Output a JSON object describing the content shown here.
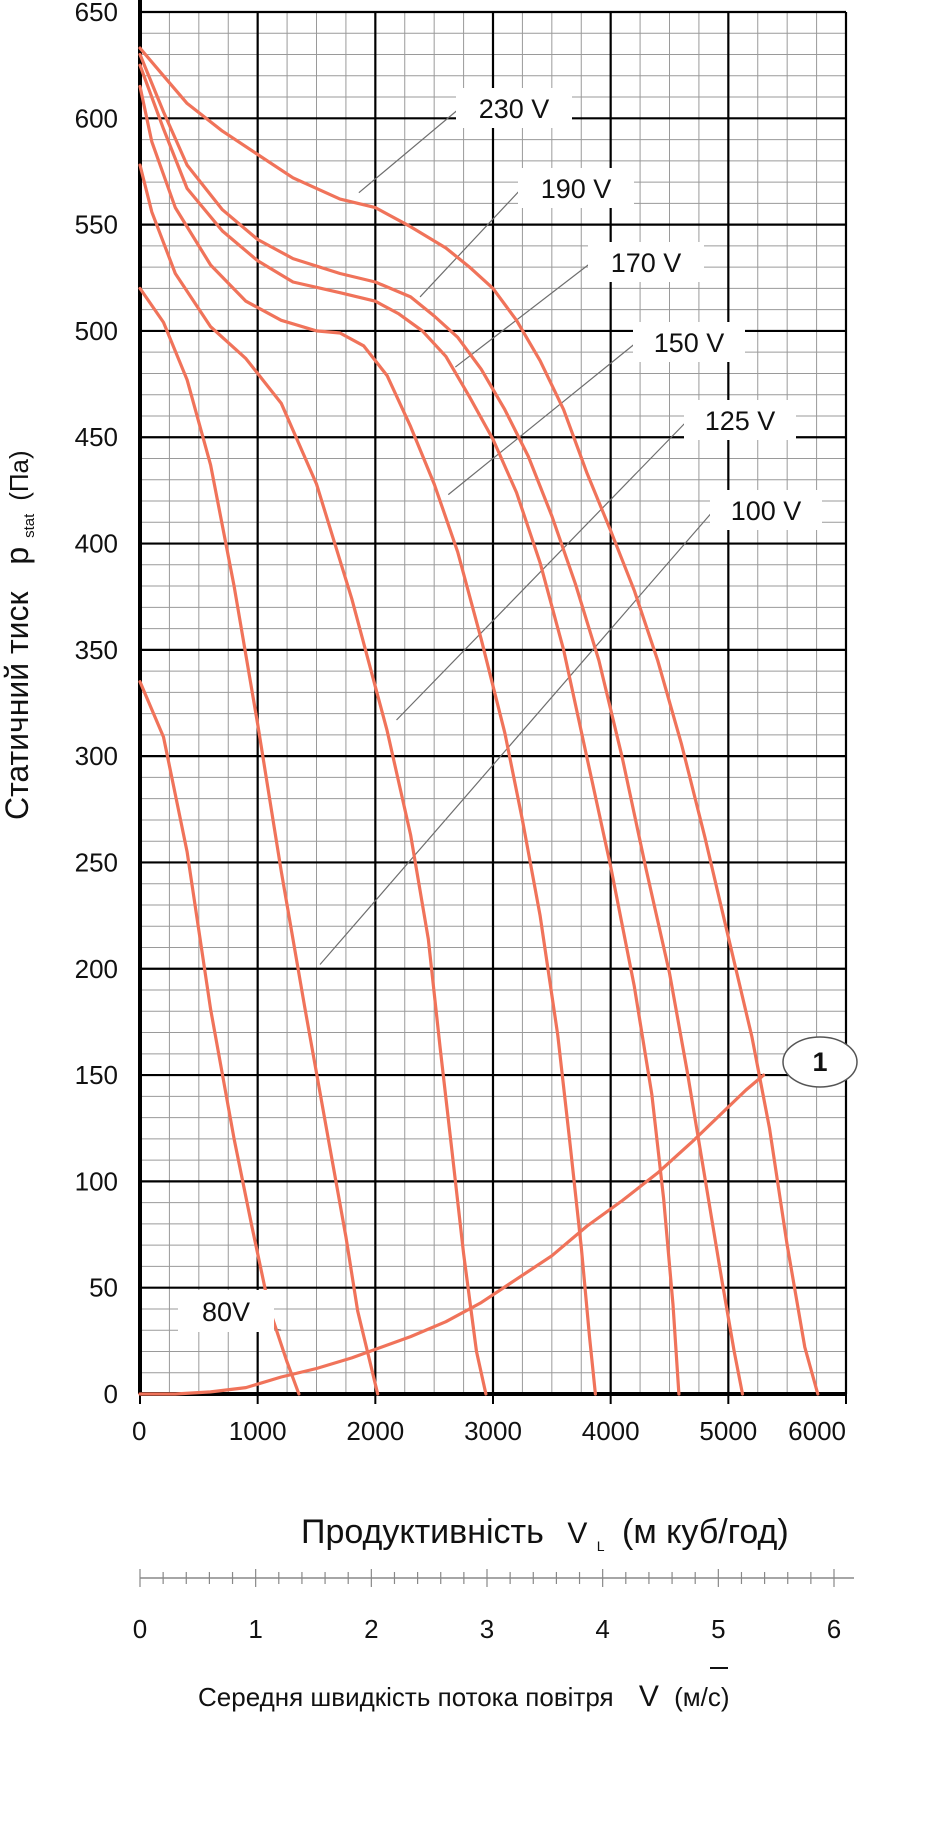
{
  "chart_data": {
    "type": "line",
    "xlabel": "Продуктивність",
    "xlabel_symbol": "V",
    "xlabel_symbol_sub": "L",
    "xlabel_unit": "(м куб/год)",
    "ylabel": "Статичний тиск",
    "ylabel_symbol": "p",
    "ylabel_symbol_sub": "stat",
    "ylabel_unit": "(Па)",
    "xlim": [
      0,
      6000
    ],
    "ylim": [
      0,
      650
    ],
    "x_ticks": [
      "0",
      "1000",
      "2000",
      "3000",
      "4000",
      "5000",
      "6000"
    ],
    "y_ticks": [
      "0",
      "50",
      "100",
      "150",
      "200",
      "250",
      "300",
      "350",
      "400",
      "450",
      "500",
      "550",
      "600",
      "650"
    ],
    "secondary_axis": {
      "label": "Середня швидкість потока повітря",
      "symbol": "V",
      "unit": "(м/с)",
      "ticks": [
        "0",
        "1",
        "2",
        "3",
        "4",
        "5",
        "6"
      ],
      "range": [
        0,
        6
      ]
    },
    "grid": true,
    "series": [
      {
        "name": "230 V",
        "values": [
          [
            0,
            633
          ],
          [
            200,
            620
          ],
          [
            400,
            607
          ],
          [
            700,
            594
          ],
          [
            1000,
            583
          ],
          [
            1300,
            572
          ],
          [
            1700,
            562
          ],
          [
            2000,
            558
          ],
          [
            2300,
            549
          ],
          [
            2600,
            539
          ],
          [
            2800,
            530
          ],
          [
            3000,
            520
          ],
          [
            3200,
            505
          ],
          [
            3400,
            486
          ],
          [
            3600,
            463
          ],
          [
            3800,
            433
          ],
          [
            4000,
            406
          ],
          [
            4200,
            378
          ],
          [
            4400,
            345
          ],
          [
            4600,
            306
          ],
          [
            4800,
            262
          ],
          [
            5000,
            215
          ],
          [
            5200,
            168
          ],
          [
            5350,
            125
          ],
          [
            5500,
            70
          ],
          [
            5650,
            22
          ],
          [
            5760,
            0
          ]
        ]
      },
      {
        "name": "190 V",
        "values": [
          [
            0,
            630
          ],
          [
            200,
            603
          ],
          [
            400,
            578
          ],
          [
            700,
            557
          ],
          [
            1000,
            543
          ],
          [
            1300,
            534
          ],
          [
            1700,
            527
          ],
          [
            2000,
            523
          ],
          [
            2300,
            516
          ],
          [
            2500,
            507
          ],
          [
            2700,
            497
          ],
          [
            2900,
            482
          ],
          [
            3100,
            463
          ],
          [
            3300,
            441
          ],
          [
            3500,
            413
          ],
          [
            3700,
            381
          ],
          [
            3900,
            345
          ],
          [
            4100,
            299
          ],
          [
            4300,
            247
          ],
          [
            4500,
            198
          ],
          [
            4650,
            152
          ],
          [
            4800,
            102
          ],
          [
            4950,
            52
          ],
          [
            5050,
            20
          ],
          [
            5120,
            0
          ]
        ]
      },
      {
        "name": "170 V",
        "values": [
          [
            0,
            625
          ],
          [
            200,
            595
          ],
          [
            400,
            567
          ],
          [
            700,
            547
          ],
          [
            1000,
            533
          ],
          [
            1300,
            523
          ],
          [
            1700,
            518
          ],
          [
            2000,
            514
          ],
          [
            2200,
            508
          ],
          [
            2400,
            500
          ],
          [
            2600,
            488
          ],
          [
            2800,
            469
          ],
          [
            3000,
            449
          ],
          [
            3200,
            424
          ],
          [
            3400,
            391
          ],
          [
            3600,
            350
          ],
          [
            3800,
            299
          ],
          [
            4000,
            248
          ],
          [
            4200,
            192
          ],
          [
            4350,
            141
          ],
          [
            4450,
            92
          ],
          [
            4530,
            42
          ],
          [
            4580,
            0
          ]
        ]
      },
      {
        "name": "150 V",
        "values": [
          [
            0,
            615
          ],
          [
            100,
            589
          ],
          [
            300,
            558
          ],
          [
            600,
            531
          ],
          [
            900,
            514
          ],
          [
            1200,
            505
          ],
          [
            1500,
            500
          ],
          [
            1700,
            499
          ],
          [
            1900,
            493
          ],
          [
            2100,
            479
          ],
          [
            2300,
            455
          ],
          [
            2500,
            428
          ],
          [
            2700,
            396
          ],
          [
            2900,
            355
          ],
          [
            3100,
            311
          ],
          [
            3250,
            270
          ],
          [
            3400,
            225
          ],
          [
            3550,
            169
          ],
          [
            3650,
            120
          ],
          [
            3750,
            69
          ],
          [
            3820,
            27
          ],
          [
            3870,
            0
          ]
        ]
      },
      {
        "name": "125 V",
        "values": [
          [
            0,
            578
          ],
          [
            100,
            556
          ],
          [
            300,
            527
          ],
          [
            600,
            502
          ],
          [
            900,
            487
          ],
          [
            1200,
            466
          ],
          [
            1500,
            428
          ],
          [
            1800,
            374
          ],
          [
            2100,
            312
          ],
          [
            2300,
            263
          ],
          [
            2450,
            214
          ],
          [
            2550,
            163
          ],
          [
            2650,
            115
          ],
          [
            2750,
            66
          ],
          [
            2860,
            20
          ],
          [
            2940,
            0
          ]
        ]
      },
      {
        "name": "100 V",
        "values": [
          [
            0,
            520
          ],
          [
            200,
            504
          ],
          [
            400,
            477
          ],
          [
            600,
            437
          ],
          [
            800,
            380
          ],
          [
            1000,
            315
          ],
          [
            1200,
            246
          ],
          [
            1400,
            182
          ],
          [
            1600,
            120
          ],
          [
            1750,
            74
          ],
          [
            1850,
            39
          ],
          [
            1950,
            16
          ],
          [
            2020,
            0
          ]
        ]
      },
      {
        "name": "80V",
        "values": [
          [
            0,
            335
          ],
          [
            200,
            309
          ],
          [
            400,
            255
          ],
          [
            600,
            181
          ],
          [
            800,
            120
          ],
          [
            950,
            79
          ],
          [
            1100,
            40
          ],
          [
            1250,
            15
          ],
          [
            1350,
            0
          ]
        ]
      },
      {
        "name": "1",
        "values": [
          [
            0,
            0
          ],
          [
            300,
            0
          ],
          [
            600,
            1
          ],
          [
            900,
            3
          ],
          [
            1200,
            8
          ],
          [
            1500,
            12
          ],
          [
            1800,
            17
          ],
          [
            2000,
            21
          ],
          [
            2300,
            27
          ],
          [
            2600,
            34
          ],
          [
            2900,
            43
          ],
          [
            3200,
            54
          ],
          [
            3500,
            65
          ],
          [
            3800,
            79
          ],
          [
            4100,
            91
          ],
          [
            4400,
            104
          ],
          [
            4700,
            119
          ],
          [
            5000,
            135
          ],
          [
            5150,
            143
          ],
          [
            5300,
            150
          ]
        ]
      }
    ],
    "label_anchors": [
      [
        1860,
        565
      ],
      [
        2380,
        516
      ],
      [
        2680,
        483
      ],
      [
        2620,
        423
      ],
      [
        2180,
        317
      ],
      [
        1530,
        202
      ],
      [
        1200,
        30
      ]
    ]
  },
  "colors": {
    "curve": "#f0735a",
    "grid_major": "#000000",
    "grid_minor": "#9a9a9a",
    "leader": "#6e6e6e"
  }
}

:::

▶ [SET EXERCISE] In the records above, how many lines contain the string "name"? State that number only.

▶ [RESPONSE BELOW] 8